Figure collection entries
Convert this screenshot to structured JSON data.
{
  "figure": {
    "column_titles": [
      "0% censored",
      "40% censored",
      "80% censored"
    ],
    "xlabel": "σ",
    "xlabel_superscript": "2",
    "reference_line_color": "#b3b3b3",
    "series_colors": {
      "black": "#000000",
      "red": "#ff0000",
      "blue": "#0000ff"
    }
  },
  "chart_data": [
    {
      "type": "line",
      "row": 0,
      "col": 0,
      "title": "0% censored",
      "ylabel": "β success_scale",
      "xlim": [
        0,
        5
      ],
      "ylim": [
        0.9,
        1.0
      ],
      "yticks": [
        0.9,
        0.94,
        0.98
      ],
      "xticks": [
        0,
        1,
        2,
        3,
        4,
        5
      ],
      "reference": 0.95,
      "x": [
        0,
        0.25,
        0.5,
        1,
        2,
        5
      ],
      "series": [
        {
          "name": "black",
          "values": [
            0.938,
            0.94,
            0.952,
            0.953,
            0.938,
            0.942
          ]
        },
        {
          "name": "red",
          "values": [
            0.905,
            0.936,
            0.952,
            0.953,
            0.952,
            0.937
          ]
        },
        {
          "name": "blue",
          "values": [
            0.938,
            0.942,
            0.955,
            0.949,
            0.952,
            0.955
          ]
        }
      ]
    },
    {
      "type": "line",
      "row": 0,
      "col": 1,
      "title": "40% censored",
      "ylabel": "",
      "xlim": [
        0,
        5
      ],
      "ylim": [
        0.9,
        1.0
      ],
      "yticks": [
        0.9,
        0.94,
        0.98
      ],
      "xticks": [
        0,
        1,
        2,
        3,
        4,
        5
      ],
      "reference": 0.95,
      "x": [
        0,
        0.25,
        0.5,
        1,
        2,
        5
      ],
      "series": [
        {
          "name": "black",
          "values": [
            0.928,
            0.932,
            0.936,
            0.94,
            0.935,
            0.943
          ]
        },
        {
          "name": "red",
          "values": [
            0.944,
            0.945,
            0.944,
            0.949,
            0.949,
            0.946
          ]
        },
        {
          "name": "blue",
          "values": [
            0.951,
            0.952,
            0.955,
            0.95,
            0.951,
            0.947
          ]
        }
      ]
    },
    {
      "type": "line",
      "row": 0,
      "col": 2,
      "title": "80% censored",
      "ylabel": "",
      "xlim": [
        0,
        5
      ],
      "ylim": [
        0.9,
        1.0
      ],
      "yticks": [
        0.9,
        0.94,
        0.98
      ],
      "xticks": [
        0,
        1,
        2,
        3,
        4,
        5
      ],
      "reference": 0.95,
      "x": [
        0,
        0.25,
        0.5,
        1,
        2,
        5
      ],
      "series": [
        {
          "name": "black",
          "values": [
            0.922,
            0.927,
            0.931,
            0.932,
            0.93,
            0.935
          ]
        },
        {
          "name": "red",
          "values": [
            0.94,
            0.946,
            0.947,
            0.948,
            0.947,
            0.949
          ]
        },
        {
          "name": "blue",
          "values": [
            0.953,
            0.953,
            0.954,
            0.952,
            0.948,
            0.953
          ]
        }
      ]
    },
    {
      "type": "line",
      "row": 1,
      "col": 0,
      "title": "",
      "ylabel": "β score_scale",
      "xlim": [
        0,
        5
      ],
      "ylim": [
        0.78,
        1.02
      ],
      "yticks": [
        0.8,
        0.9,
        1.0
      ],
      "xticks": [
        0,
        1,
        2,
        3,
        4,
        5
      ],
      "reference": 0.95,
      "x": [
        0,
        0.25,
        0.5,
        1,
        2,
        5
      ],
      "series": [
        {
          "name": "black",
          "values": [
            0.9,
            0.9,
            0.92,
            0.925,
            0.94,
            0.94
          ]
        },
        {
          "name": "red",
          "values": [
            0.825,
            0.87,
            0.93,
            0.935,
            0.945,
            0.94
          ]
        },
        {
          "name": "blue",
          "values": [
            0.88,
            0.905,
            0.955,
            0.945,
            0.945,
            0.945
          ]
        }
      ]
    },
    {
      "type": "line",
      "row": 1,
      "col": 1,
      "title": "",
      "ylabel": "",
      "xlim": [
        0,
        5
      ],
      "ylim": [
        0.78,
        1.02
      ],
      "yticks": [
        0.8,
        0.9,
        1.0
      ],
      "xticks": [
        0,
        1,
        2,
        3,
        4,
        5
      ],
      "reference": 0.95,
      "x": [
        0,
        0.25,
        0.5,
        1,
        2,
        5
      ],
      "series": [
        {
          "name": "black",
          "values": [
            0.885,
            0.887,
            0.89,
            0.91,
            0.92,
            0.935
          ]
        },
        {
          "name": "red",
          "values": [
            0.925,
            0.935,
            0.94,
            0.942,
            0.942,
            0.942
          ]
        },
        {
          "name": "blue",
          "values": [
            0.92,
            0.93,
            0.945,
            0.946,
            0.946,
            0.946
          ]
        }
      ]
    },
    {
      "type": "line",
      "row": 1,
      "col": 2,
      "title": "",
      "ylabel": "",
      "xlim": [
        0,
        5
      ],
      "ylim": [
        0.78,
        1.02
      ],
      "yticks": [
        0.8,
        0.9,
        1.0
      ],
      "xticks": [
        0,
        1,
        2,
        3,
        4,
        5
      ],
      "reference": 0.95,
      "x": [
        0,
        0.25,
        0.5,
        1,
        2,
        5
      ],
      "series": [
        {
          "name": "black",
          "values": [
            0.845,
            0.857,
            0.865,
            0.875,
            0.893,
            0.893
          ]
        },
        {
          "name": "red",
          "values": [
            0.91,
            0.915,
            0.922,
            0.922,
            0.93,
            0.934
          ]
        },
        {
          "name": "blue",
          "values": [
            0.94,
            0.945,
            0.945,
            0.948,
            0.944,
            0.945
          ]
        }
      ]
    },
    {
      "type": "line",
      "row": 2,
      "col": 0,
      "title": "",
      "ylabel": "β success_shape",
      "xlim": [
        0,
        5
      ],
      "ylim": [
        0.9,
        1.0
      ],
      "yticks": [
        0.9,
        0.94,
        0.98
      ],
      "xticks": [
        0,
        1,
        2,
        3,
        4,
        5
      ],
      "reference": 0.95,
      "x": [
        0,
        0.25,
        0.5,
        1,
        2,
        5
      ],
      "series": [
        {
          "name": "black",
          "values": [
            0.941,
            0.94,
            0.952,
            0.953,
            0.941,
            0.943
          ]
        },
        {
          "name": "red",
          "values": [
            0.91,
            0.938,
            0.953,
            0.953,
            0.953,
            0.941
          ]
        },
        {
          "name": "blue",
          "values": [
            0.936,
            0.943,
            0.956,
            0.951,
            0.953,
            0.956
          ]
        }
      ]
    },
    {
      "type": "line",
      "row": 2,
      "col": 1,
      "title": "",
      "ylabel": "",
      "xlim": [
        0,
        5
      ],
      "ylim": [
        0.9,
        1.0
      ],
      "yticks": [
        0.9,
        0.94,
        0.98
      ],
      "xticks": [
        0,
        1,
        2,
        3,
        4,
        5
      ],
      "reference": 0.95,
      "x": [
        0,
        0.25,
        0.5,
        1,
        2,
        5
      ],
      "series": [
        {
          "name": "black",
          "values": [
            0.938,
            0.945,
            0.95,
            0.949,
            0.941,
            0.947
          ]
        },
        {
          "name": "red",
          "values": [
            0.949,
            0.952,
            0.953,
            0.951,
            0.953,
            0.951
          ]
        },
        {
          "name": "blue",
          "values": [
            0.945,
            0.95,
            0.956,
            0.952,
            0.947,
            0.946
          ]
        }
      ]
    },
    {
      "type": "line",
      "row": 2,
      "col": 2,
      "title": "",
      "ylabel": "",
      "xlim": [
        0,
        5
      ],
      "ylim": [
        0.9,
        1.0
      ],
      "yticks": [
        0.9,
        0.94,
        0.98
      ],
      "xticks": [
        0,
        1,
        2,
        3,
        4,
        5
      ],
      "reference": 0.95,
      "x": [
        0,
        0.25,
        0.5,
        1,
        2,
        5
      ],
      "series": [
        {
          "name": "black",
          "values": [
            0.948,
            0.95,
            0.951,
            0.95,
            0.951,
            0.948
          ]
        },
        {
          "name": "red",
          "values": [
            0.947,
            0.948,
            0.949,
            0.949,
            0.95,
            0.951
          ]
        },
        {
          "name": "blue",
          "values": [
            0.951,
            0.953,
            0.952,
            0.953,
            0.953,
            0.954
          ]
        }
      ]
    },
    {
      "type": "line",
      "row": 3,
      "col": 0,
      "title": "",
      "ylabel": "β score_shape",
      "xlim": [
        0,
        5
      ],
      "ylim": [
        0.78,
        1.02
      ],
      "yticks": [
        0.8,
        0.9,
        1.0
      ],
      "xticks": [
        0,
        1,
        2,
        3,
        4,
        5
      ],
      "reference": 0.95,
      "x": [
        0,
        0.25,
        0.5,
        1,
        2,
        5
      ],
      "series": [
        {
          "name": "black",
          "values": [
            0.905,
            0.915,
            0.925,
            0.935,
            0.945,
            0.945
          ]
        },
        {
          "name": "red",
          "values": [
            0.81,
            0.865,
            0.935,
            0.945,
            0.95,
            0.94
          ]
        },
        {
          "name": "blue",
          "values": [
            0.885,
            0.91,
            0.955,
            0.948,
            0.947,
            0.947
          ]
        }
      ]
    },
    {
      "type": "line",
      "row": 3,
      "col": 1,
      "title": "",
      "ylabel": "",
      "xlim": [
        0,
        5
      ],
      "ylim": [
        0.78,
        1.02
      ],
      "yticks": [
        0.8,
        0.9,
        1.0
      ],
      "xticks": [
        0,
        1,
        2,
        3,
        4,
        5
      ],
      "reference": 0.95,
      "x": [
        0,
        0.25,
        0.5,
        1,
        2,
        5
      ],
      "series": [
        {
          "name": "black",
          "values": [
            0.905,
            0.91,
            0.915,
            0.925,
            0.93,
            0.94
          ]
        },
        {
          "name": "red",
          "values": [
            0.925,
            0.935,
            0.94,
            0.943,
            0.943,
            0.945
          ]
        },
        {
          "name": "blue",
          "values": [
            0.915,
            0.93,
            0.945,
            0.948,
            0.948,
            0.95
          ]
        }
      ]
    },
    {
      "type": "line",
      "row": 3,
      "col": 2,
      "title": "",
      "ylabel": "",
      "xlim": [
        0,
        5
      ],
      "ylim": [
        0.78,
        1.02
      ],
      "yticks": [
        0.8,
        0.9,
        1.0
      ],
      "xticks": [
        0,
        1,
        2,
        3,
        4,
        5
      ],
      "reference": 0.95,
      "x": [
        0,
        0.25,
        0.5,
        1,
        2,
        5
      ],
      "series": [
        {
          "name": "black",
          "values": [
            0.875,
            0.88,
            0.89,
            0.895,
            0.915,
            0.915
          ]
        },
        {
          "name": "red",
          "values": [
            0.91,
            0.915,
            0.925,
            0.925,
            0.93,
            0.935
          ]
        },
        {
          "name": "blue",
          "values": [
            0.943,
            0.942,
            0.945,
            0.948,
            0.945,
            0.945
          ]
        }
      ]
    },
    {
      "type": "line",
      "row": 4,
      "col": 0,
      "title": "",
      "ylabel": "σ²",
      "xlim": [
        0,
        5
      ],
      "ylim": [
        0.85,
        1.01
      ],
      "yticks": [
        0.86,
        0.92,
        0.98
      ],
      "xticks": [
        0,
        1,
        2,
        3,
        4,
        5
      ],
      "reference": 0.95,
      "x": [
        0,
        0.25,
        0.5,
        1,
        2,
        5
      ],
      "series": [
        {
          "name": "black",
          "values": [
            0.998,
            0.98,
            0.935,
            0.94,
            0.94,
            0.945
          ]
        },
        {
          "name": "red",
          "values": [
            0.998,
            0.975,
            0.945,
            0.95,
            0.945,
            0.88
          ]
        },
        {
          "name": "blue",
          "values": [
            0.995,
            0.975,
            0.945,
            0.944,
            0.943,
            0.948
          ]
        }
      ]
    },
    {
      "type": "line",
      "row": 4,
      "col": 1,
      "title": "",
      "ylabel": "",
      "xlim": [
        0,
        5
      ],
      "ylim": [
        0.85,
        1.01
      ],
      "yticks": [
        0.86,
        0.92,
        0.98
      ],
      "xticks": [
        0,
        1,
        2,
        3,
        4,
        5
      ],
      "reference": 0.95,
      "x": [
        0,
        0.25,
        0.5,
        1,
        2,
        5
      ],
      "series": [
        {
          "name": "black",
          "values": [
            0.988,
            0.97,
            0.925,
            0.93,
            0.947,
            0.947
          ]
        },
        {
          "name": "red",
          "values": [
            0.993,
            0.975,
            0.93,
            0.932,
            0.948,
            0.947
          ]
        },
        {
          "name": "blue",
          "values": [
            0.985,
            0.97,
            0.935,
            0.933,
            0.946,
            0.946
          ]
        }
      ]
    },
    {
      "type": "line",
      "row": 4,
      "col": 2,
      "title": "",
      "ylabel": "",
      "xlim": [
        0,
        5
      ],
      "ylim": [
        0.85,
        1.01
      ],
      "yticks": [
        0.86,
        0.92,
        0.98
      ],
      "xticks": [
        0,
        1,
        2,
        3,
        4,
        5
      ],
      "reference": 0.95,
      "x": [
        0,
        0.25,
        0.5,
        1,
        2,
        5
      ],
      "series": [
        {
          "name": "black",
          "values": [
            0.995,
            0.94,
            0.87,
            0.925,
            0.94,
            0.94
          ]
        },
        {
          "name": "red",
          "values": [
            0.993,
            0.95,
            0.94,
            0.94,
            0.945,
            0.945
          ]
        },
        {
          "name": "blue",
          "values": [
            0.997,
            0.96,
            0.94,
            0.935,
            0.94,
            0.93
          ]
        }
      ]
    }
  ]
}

Aim of the task — Check each line in the records for the word "censored" and say how many have it, with nothing else.

Solution — 6